> WHAT YOU WILL DO
Count the lines that include the string "root", and give only that number.

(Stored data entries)

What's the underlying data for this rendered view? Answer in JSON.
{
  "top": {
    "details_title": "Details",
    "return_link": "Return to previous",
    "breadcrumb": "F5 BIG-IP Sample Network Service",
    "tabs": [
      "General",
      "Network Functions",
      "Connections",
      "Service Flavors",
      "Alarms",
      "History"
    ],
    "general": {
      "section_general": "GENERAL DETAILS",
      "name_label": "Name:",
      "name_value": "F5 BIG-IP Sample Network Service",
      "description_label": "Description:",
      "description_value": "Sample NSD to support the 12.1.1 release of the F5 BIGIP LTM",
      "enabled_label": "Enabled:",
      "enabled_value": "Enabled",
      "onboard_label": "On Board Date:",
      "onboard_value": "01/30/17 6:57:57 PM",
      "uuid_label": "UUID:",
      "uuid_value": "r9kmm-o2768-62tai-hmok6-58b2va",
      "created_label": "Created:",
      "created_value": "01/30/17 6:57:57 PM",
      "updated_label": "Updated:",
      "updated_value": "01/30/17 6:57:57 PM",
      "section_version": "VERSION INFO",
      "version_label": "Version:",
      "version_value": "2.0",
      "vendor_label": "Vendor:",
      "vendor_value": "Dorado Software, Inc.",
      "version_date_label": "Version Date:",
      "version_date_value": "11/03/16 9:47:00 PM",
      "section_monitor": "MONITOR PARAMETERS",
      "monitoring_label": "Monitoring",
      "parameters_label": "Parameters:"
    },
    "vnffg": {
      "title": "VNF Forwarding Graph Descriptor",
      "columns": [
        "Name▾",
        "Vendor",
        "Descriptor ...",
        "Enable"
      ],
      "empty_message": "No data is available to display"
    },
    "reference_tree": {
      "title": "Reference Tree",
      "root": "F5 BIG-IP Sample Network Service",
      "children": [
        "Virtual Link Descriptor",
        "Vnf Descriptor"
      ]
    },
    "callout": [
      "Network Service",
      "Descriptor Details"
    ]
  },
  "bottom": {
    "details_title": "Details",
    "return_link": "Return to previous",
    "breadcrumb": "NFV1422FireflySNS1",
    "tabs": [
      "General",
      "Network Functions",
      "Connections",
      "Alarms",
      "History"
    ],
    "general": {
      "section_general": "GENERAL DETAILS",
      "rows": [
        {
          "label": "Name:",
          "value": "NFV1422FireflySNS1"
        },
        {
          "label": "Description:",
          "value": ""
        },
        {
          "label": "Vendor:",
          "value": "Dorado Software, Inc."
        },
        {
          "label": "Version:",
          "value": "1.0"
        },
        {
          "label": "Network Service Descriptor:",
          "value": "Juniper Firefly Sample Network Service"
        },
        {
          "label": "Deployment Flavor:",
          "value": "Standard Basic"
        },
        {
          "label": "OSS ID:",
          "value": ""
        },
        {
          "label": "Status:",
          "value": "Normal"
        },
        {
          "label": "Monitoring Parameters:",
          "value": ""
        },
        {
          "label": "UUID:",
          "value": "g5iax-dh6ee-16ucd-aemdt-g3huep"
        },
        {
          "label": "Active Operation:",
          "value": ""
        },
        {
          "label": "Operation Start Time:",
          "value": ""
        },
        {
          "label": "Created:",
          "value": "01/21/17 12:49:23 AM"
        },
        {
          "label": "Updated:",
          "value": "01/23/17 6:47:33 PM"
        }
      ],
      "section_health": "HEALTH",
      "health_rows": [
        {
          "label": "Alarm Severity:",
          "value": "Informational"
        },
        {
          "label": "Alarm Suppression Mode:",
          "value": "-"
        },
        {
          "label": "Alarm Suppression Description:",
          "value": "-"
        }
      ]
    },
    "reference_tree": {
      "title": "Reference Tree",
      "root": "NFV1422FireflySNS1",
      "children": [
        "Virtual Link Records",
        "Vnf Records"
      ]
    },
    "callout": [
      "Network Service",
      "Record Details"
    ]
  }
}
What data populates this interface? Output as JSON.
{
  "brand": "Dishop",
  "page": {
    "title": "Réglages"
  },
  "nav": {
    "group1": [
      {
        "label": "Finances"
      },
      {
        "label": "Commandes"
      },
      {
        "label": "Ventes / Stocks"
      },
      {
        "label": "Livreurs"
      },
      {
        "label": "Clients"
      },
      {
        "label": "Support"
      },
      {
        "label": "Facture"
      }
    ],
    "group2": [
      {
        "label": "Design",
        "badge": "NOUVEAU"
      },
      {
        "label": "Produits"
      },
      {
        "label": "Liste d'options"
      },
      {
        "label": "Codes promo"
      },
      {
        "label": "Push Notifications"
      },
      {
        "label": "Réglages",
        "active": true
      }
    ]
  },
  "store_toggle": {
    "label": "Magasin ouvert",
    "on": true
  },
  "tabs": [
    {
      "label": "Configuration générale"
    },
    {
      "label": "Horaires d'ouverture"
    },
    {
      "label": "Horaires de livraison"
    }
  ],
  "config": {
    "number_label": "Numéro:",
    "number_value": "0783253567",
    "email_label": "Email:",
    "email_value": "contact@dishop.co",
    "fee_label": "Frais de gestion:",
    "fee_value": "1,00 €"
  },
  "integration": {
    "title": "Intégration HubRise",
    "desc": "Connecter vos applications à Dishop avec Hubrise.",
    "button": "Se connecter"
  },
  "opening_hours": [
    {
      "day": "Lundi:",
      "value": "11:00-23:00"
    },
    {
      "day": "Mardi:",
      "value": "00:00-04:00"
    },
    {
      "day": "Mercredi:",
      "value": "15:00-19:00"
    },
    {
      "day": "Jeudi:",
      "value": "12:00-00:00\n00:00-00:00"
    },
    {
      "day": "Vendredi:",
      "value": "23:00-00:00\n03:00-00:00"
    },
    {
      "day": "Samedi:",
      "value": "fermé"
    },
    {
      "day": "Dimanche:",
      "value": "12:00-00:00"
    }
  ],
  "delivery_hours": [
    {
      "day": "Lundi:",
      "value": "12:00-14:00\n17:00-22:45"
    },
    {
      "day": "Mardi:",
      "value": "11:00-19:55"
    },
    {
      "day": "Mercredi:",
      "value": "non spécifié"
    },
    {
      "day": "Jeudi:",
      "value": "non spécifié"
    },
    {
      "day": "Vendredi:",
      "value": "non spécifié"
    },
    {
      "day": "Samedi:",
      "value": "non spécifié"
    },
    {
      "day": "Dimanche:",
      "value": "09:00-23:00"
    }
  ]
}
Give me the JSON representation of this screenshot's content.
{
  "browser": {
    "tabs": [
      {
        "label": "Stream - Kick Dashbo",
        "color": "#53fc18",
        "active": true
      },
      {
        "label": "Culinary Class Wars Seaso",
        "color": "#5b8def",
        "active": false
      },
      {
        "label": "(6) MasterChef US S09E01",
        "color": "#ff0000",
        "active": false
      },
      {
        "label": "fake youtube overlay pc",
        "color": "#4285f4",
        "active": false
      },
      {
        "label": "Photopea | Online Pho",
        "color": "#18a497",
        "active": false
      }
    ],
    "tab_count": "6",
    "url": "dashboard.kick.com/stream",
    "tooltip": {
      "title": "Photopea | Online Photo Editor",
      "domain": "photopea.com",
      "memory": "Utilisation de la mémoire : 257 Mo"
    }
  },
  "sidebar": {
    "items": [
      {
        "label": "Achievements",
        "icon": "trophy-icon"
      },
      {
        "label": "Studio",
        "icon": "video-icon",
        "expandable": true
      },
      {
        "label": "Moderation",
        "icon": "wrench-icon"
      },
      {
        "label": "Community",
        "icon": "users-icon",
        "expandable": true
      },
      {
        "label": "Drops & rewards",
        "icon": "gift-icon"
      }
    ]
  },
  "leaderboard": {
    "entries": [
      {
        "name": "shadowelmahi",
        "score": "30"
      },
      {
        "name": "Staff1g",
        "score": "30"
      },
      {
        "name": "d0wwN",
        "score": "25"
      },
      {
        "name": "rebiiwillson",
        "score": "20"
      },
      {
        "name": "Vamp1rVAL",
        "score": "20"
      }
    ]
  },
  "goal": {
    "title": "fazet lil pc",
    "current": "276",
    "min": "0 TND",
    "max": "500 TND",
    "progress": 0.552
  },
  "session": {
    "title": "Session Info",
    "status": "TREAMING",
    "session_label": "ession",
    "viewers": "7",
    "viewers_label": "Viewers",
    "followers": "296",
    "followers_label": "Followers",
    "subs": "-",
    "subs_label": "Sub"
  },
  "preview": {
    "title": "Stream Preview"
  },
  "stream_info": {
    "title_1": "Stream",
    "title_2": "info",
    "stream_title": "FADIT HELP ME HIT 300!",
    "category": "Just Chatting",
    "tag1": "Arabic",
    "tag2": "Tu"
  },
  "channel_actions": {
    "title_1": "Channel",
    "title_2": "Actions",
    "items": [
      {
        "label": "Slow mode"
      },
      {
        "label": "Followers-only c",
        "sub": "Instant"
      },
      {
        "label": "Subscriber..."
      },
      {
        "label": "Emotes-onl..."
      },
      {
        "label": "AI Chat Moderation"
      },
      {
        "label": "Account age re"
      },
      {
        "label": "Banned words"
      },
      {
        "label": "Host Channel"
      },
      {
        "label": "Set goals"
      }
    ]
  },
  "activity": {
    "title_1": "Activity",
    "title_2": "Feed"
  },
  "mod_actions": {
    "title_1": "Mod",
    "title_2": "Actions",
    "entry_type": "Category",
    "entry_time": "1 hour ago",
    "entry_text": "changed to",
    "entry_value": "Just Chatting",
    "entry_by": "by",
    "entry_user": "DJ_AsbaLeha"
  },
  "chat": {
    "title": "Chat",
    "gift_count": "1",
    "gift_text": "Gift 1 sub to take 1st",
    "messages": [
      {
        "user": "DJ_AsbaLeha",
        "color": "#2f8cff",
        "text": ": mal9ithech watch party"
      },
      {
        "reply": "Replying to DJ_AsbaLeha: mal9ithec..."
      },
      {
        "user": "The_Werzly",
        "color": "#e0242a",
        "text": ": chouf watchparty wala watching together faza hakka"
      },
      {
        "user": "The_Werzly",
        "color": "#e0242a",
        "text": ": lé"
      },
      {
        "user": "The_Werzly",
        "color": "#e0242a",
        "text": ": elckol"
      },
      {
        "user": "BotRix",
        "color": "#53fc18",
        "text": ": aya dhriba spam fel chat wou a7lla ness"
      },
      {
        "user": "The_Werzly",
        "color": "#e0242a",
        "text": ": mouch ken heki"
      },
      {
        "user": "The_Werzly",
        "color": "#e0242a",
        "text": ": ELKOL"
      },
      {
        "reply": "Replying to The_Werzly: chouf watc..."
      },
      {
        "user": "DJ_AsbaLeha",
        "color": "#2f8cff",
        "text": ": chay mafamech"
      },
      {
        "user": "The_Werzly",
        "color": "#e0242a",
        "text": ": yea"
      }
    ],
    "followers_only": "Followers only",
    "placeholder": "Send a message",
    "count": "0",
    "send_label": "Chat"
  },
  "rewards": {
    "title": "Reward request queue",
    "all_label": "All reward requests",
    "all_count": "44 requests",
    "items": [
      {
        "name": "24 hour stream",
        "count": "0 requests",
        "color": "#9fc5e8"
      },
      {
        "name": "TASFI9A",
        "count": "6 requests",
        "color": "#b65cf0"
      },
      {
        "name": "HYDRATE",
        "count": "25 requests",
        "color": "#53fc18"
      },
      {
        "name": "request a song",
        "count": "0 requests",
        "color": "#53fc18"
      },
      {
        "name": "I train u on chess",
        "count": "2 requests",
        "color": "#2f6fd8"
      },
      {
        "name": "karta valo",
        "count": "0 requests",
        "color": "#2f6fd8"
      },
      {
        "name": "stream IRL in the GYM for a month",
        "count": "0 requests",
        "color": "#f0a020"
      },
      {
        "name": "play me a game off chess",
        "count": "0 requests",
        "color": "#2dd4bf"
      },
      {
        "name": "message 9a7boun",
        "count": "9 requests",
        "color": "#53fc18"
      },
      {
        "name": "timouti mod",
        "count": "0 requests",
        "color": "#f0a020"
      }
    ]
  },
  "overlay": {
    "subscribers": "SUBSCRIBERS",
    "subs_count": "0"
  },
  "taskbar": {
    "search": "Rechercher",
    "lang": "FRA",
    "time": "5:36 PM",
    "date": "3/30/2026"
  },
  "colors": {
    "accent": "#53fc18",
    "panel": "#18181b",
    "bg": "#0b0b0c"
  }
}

> TASK OUTPUT
2